▸ **Task description**:
Without the pictures, repeat the listing character for character.

--- start ---

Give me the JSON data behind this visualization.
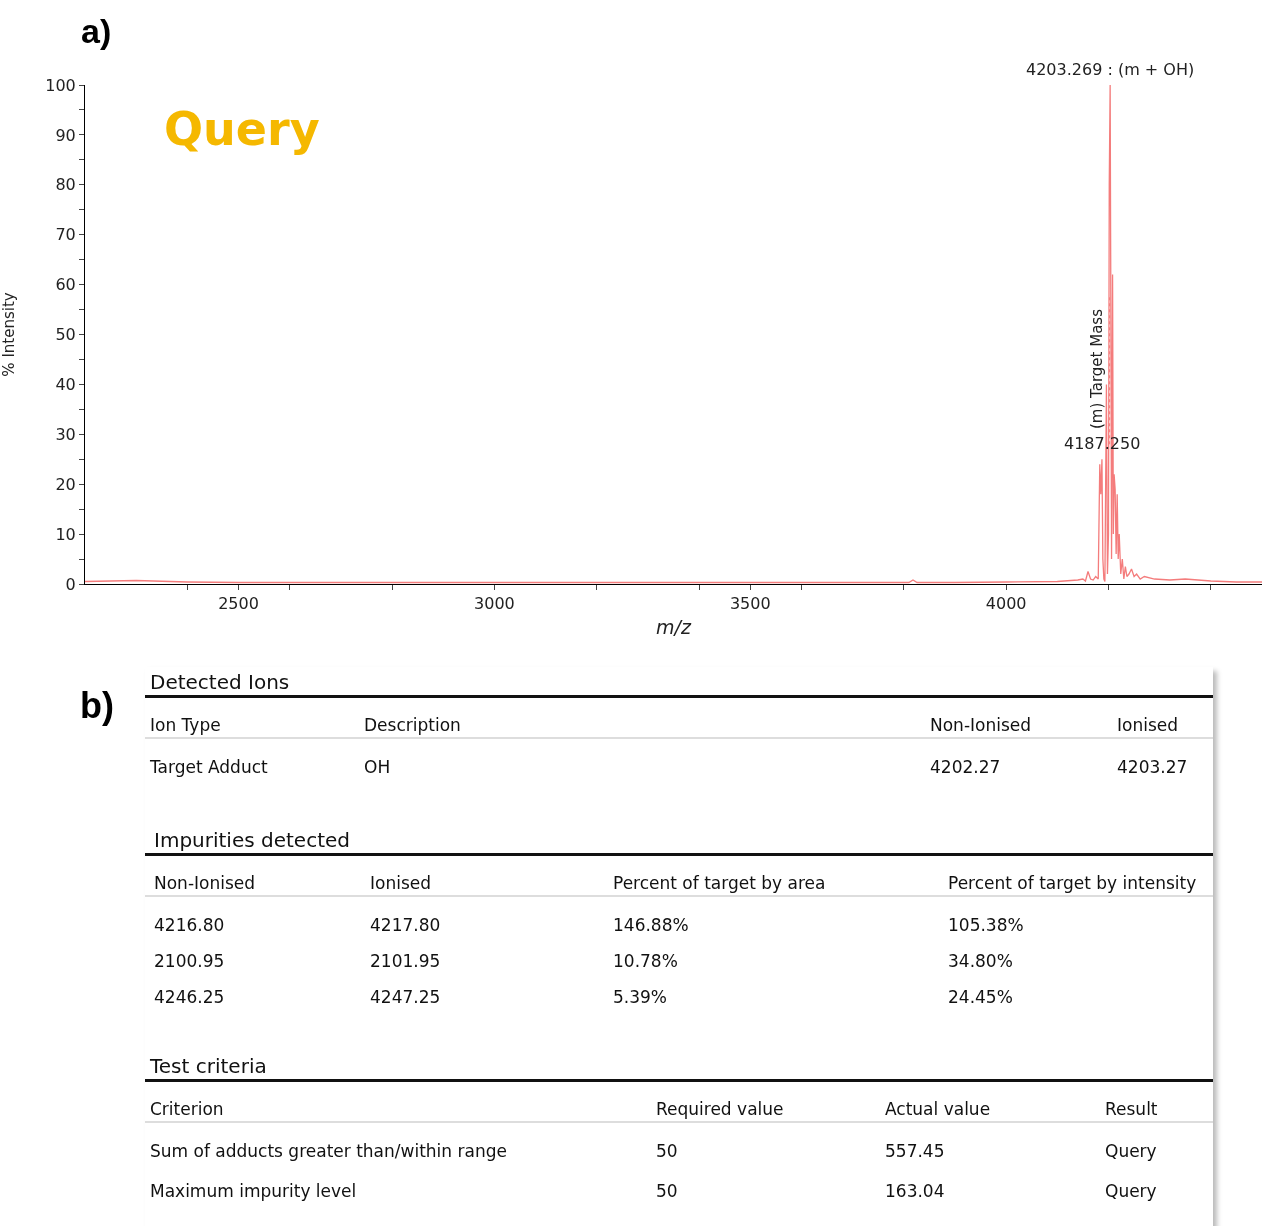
{
  "chart_data": [
    {
      "type": "line",
      "xlabel": "m/z",
      "ylabel": "% Intensity",
      "xlim": [
        2200,
        4500
      ],
      "ylim": [
        0,
        100
      ],
      "xticks": [
        {
          "value": 2400,
          "label": null
        },
        2500,
        {
          "value": 2600,
          "label": null
        },
        {
          "value": 2800,
          "label": null
        },
        3000,
        {
          "value": 3200,
          "label": null
        },
        {
          "value": 3400,
          "label": null
        },
        3500,
        {
          "value": 3600,
          "label": null
        },
        {
          "value": 3800,
          "label": null
        },
        4000,
        {
          "value": 4200,
          "label": null
        },
        {
          "value": 4400,
          "label": null
        }
      ],
      "yticks": [
        0,
        {
          "value": 5,
          "label": null
        },
        10,
        {
          "value": 15,
          "label": null
        },
        20,
        {
          "value": 25,
          "label": null
        },
        30,
        {
          "value": 35,
          "label": null
        },
        40,
        {
          "value": 45,
          "label": null
        },
        50,
        {
          "value": 55,
          "label": null
        },
        60,
        {
          "value": 65,
          "label": null
        },
        70,
        {
          "value": 75,
          "label": null
        },
        80,
        {
          "value": 85,
          "label": null
        },
        90,
        {
          "value": 95,
          "label": null
        },
        100
      ],
      "grid": false,
      "marker": "none",
      "line_style": "solid",
      "series": [
        {
          "color": "#f47c7c",
          "x": [
            2200,
            2250,
            2300,
            2400,
            2500,
            2700,
            2900,
            3100,
            3300,
            3500,
            3700,
            3810,
            3818,
            3826,
            3900,
            4000,
            4100,
            4140,
            4150,
            4155,
            4160,
            4165,
            4170,
            4175,
            4180,
            4183,
            4185,
            4187.25,
            4189,
            4191,
            4193,
            4196,
            4198,
            4200,
            4201.5,
            4203.269,
            4204.5,
            4206,
            4208,
            4209.5,
            4211,
            4213,
            4215,
            4217,
            4219,
            4221,
            4224,
            4227,
            4230,
            4233,
            4236,
            4240,
            4245,
            4250,
            4255,
            4262,
            4270,
            4290,
            4320,
            4350,
            4400,
            4450,
            4500
          ],
          "values": [
            0.5,
            0.6,
            0.7,
            0.4,
            0.3,
            0.3,
            0.3,
            0.3,
            0.3,
            0.3,
            0.3,
            0.3,
            0.8,
            0.3,
            0.3,
            0.4,
            0.5,
            0.8,
            1,
            0.6,
            2.5,
            1,
            0.8,
            1.5,
            1,
            24,
            18,
            25,
            5,
            1,
            0.5,
            40,
            2,
            10,
            80,
            100,
            60,
            5,
            62,
            10,
            22,
            19,
            6,
            18,
            5,
            10,
            2,
            5,
            1,
            3.5,
            1.5,
            2,
            3,
            1.5,
            2,
            1,
            1.5,
            1,
            0.8,
            1,
            0.6,
            0.4,
            0.4
          ]
        }
      ],
      "ref_lines": [
        {
          "axis": "x",
          "value": 4202.27,
          "label": "(m) Target Mass",
          "color": "#f47c7c",
          "line_style": "dotted"
        }
      ],
      "annotations": [
        "a)",
        "Query",
        {
          "text": "4203.269 : (m + OH)",
          "x": 4203.269,
          "y": 100
        },
        {
          "text": "4187.250",
          "x": 4187.25,
          "y": 25
        }
      ]
    },
    {
      "type": "other",
      "annotations": [
        "b)",
        "Detected Ions",
        "Ion Type",
        "Description",
        "Non-Ionised",
        "Ionised",
        "Target Adduct",
        "OH",
        "4202.27",
        "4203.27",
        "Impurities detected",
        "Non-Ionised",
        "Ionised",
        "Percent of target by area",
        "Percent of target by intensity",
        "4216.80",
        "4217.80",
        "146.88%",
        "105.38%",
        "2100.95",
        "2101.95",
        "10.78%",
        "34.80%",
        "4246.25",
        "4247.25",
        "5.39%",
        "24.45%",
        "Test criteria",
        "Criterion",
        "Required value",
        "Actual value",
        "Result",
        "Sum of adducts greater than/within range",
        "50",
        "557.45",
        "Query",
        "Maximum impurity level",
        "50",
        "163.04",
        "Query"
      ]
    }
  ]
}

--- end ---

▸ **Response below**:
Give me the JSON data behind this visualization.
{
  "chart_data": [
    {
      "type": "line",
      "xlabel": "m/z",
      "ylabel": "% Intensity",
      "xlim": [
        2200,
        4500
      ],
      "ylim": [
        0,
        100
      ],
      "xticks": [
        {
          "value": 2400,
          "label": null
        },
        2500,
        {
          "value": 2600,
          "label": null
        },
        {
          "value": 2800,
          "label": null
        },
        3000,
        {
          "value": 3200,
          "label": null
        },
        {
          "value": 3400,
          "label": null
        },
        3500,
        {
          "value": 3600,
          "label": null
        },
        {
          "value": 3800,
          "label": null
        },
        4000,
        {
          "value": 4200,
          "label": null
        },
        {
          "value": 4400,
          "label": null
        }
      ],
      "yticks": [
        0,
        {
          "value": 5,
          "label": null
        },
        10,
        {
          "value": 15,
          "label": null
        },
        20,
        {
          "value": 25,
          "label": null
        },
        30,
        {
          "value": 35,
          "label": null
        },
        40,
        {
          "value": 45,
          "label": null
        },
        50,
        {
          "value": 55,
          "label": null
        },
        60,
        {
          "value": 65,
          "label": null
        },
        70,
        {
          "value": 75,
          "label": null
        },
        80,
        {
          "value": 85,
          "label": null
        },
        90,
        {
          "value": 95,
          "label": null
        },
        100
      ],
      "grid": false,
      "marker": "none",
      "line_style": "solid",
      "series": [
        {
          "color": "#f47c7c",
          "x": [
            2200,
            2250,
            2300,
            2400,
            2500,
            2700,
            2900,
            3100,
            3300,
            3500,
            3700,
            3810,
            3818,
            3826,
            3900,
            4000,
            4100,
            4140,
            4150,
            4155,
            4160,
            4165,
            4170,
            4175,
            4180,
            4183,
            4185,
            4187.25,
            4189,
            4191,
            4193,
            4196,
            4198,
            4200,
            4201.5,
            4203.269,
            4204.5,
            4206,
            4208,
            4209.5,
            4211,
            4213,
            4215,
            4217,
            4219,
            4221,
            4224,
            4227,
            4230,
            4233,
            4236,
            4240,
            4245,
            4250,
            4255,
            4262,
            4270,
            4290,
            4320,
            4350,
            4400,
            4450,
            4500
          ],
          "values": [
            0.5,
            0.6,
            0.7,
            0.4,
            0.3,
            0.3,
            0.3,
            0.3,
            0.3,
            0.3,
            0.3,
            0.3,
            0.8,
            0.3,
            0.3,
            0.4,
            0.5,
            0.8,
            1,
            0.6,
            2.5,
            1,
            0.8,
            1.5,
            1,
            24,
            18,
            25,
            5,
            1,
            0.5,
            40,
            2,
            10,
            80,
            100,
            60,
            5,
            62,
            10,
            22,
            19,
            6,
            18,
            5,
            10,
            2,
            5,
            1,
            3.5,
            1.5,
            2,
            3,
            1.5,
            2,
            1,
            1.5,
            1,
            0.8,
            1,
            0.6,
            0.4,
            0.4
          ]
        }
      ],
      "ref_lines": [
        {
          "axis": "x",
          "value": 4202.27,
          "label": "(m) Target Mass",
          "color": "#f47c7c",
          "line_style": "dotted"
        }
      ],
      "annotations": [
        "a)",
        "Query",
        {
          "text": "4203.269 : (m + OH)",
          "x": 4203.269,
          "y": 100
        },
        {
          "text": "4187.250",
          "x": 4187.25,
          "y": 25
        }
      ]
    },
    {
      "type": "other",
      "annotations": [
        "b)",
        "Detected Ions",
        "Ion Type",
        "Description",
        "Non-Ionised",
        "Ionised",
        "Target Adduct",
        "OH",
        "4202.27",
        "4203.27",
        "Impurities detected",
        "Non-Ionised",
        "Ionised",
        "Percent of target by area",
        "Percent of target by intensity",
        "4216.80",
        "4217.80",
        "146.88%",
        "105.38%",
        "2100.95",
        "2101.95",
        "10.78%",
        "34.80%",
        "4246.25",
        "4247.25",
        "5.39%",
        "24.45%",
        "Test criteria",
        "Criterion",
        "Required value",
        "Actual value",
        "Result",
        "Sum of adducts greater than/within range",
        "50",
        "557.45",
        "Query",
        "Maximum impurity level",
        "50",
        "163.04",
        "Query"
      ]
    }
  ]
}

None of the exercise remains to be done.